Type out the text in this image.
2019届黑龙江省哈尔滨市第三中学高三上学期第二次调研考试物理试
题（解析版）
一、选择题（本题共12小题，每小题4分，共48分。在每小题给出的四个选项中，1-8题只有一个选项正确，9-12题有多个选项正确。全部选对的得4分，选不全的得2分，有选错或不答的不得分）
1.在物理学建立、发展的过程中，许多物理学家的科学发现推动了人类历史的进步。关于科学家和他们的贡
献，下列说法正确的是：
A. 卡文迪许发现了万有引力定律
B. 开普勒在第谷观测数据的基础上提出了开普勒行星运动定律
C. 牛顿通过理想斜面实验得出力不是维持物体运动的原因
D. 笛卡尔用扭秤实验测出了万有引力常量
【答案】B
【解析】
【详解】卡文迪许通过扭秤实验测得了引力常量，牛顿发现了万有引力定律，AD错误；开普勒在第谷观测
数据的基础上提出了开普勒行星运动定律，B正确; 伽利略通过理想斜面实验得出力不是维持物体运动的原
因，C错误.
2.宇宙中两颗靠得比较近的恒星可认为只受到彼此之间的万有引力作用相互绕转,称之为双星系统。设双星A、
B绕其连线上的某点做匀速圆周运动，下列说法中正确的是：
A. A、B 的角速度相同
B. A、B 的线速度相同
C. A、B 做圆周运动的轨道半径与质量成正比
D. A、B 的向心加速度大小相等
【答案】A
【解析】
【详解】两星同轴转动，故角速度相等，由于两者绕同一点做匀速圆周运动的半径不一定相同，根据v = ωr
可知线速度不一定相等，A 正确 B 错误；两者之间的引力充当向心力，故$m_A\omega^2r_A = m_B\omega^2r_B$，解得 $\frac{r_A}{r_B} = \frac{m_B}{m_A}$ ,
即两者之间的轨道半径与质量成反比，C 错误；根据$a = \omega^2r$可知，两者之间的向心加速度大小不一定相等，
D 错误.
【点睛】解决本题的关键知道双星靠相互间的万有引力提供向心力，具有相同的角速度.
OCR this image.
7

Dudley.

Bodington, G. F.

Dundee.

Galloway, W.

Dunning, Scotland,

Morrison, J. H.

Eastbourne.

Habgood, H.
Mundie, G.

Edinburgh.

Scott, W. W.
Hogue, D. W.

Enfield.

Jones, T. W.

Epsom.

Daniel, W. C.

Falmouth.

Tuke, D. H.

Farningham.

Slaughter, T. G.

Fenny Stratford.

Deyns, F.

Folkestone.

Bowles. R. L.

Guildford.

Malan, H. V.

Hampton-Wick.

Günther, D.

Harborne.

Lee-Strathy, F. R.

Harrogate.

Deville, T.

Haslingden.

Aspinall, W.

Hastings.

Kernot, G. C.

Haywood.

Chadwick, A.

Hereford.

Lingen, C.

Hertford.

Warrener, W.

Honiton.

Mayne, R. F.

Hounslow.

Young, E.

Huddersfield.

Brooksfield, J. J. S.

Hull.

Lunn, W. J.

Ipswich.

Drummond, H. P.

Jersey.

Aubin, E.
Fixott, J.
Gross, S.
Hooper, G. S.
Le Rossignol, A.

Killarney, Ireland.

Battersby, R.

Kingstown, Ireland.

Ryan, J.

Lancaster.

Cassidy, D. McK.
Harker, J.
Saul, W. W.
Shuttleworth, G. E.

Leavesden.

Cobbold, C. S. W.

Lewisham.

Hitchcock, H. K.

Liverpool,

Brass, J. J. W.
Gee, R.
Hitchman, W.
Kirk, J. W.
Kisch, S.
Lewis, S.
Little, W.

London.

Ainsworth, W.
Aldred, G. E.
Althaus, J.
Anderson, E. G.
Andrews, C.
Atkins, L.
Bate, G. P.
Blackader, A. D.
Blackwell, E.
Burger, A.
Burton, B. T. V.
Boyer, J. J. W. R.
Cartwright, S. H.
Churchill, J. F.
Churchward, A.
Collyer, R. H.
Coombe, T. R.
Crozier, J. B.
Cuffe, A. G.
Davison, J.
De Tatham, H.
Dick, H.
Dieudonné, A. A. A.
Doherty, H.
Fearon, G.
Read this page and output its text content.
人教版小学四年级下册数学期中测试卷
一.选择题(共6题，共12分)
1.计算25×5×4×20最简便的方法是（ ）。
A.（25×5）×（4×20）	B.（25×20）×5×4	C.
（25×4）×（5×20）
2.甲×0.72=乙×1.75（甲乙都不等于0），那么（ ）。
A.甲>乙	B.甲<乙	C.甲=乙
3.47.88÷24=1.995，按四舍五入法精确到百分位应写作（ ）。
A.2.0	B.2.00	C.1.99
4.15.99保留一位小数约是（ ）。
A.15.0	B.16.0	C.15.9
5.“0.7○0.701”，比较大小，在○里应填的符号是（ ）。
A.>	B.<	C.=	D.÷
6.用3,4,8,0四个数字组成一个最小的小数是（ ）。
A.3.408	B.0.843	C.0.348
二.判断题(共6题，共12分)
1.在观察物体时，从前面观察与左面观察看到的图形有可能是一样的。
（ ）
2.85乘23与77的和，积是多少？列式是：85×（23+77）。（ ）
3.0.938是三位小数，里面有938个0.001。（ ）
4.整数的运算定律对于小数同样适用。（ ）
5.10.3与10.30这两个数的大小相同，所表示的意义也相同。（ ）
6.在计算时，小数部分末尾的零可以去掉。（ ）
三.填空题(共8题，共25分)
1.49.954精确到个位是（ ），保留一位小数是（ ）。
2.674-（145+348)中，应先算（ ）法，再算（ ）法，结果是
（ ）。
+++++
=== Exercise prompt ===
Copy every line of the material in which the word "Ireland" occurs.

=== Response to the task ===
Killarney, Ireland.
Kingstown, Ireland.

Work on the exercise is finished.